Extracted records
## begin

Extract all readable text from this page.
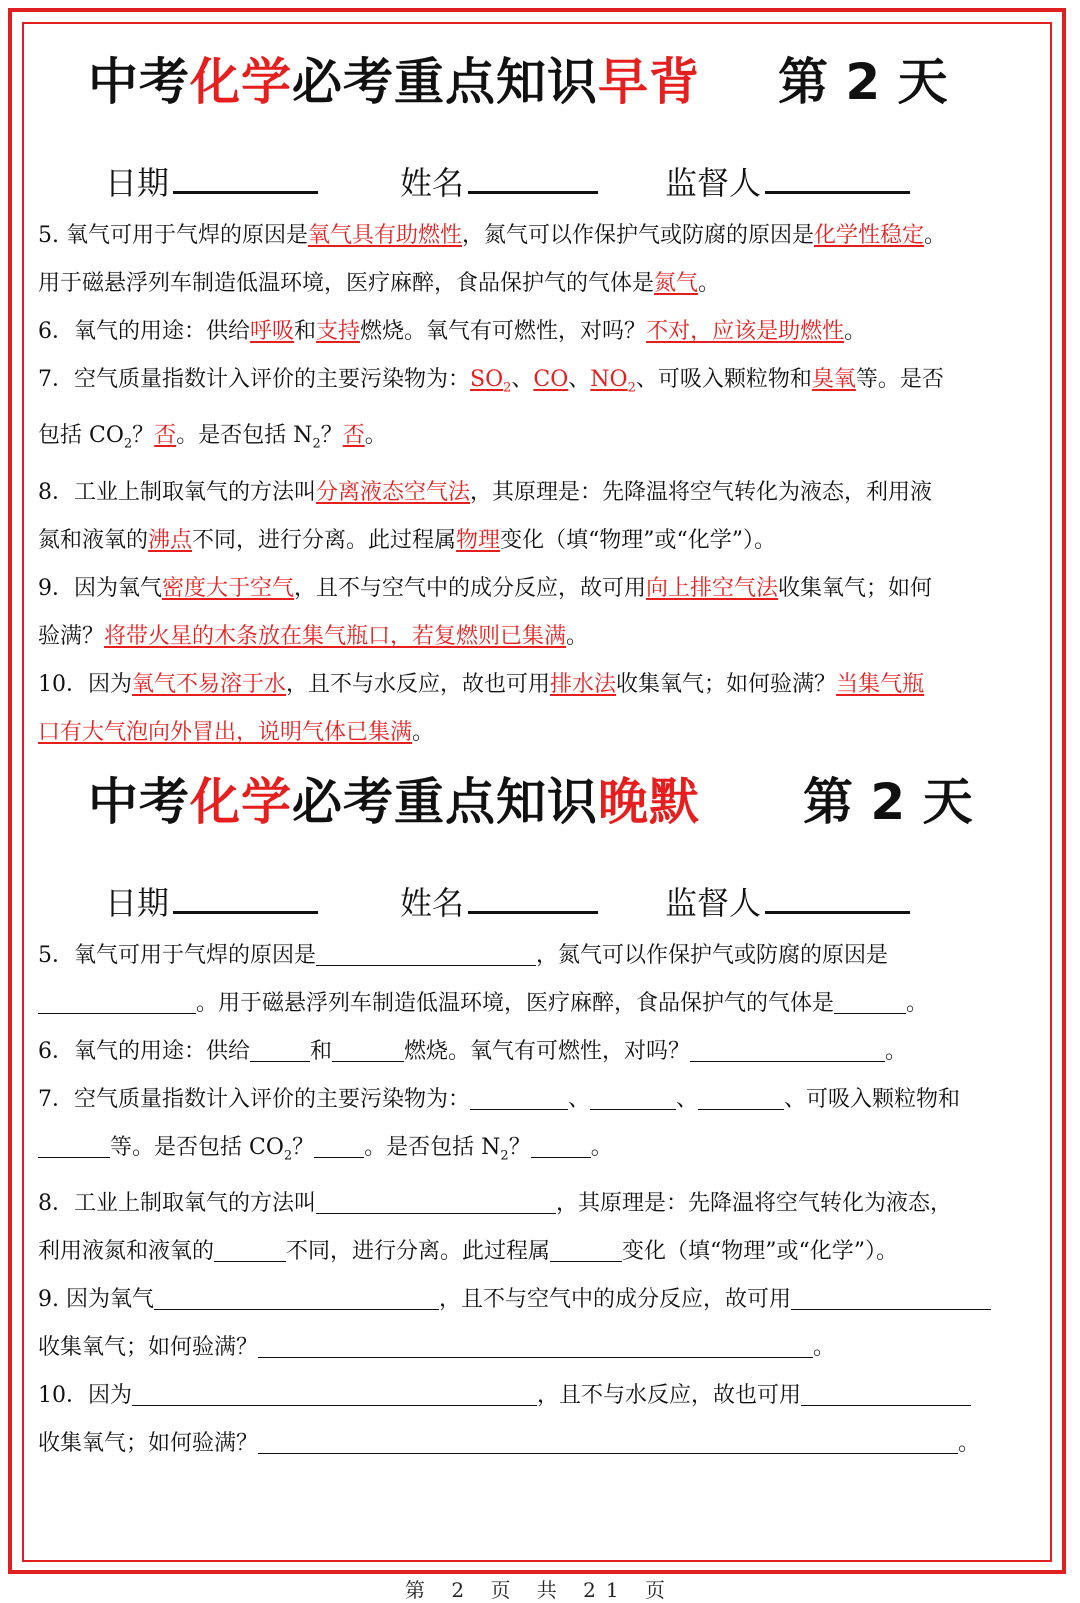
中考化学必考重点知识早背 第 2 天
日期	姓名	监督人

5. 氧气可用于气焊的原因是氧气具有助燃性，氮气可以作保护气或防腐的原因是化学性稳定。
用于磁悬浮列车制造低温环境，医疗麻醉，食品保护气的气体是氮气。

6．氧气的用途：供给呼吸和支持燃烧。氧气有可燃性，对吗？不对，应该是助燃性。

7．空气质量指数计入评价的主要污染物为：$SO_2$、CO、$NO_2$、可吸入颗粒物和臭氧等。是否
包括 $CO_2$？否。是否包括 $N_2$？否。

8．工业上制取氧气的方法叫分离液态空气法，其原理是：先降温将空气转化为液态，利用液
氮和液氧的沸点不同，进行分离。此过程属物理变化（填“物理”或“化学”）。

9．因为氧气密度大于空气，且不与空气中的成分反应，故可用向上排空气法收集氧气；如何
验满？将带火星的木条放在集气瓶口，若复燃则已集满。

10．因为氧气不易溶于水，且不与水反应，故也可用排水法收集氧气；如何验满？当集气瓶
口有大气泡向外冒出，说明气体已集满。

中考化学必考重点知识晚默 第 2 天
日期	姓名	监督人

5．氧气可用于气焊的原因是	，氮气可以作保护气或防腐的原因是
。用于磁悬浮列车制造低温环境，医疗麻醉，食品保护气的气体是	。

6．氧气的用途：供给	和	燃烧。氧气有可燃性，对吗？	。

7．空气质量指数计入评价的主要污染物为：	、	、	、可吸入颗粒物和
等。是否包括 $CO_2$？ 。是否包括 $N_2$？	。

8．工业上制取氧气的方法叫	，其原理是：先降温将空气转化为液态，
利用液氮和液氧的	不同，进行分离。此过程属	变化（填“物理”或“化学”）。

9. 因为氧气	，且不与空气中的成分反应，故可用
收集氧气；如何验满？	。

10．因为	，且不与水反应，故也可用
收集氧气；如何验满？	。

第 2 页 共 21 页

## end
## begin

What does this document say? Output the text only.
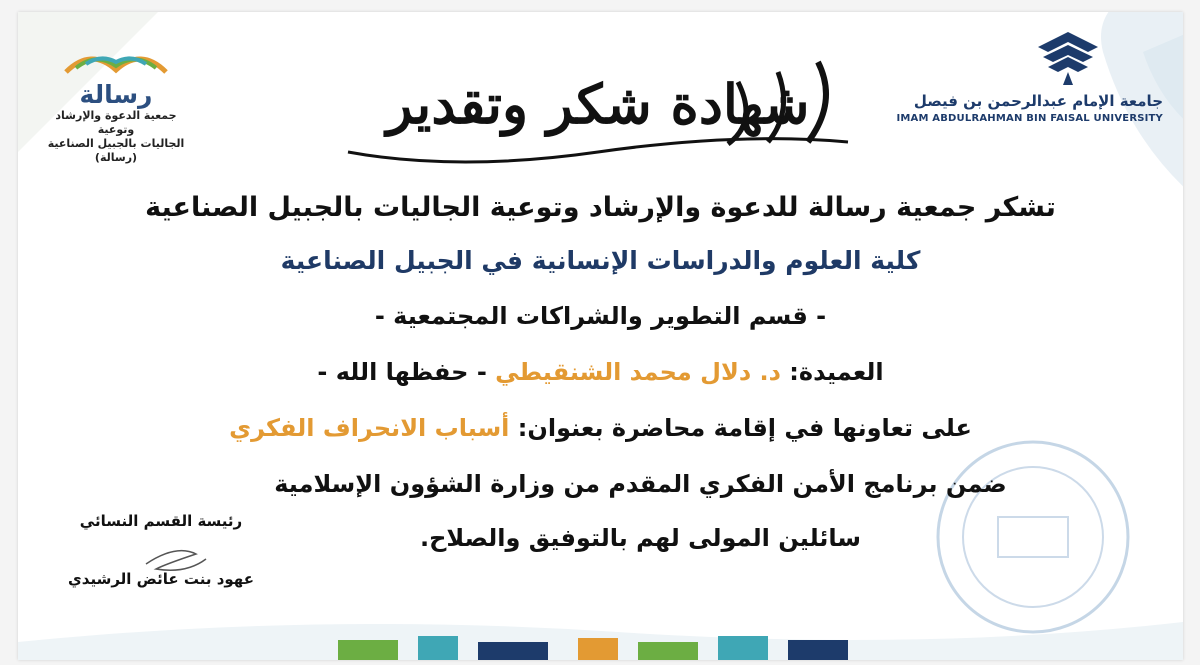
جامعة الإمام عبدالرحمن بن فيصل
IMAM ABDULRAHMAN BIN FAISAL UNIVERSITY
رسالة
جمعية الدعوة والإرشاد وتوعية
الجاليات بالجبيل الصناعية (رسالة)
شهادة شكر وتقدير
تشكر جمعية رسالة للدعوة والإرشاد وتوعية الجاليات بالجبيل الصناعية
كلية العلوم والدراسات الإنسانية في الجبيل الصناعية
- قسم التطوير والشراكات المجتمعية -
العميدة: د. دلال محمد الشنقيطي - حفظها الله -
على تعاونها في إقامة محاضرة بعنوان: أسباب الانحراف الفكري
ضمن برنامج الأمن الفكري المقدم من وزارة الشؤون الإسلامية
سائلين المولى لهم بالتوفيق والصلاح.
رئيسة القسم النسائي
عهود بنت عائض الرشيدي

## end
## begin

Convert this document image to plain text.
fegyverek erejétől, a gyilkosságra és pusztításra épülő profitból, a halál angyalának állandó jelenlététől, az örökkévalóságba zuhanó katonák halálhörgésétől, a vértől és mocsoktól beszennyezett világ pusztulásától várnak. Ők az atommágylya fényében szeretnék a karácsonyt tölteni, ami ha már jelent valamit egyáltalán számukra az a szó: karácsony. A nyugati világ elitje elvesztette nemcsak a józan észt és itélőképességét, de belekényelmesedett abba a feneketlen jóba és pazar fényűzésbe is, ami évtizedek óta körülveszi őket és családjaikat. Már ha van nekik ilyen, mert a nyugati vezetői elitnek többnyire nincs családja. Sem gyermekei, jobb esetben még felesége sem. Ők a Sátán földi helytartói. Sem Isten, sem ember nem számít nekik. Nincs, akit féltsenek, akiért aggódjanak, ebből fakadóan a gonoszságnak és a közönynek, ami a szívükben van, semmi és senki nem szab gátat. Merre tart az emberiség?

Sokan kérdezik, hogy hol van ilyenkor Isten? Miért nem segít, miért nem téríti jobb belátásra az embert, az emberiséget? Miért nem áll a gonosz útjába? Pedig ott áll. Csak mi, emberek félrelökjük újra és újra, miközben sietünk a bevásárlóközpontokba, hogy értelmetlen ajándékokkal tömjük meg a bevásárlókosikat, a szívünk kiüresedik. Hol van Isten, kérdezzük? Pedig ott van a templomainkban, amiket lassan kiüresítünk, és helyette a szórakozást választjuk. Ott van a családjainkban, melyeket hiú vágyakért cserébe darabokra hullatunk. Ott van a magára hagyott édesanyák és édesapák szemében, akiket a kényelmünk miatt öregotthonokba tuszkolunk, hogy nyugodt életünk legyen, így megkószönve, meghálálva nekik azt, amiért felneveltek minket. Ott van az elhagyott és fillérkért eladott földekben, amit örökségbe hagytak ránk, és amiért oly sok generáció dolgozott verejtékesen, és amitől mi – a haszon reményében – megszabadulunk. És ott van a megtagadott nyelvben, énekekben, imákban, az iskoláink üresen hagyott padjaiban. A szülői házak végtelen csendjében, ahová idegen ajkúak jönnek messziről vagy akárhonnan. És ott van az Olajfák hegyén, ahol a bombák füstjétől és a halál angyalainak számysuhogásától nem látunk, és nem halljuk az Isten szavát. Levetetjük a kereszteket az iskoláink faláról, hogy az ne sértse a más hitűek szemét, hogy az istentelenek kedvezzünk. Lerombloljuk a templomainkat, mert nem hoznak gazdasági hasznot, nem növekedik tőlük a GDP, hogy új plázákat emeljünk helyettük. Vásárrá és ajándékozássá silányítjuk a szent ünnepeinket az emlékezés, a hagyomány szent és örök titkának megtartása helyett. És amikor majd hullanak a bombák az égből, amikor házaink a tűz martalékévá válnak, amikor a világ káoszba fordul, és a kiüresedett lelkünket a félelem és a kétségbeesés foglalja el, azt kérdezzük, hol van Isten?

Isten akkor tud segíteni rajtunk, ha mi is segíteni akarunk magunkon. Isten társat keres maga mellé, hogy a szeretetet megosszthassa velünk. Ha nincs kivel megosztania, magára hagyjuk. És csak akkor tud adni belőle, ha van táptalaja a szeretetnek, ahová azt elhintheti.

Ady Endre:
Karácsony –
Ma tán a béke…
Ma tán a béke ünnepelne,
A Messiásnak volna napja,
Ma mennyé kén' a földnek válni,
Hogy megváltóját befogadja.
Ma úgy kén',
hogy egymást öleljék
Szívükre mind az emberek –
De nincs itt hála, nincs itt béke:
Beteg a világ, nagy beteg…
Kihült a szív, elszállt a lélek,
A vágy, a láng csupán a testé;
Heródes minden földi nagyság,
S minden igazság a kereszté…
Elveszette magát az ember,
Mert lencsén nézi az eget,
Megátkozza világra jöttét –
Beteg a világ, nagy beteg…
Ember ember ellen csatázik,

## end

- _The exercise_
Gather and copy every line of the data in which the string "minden" is found.

- _Finished answer_
Heródes minden földi nagyság,
S minden igazság a kereszté…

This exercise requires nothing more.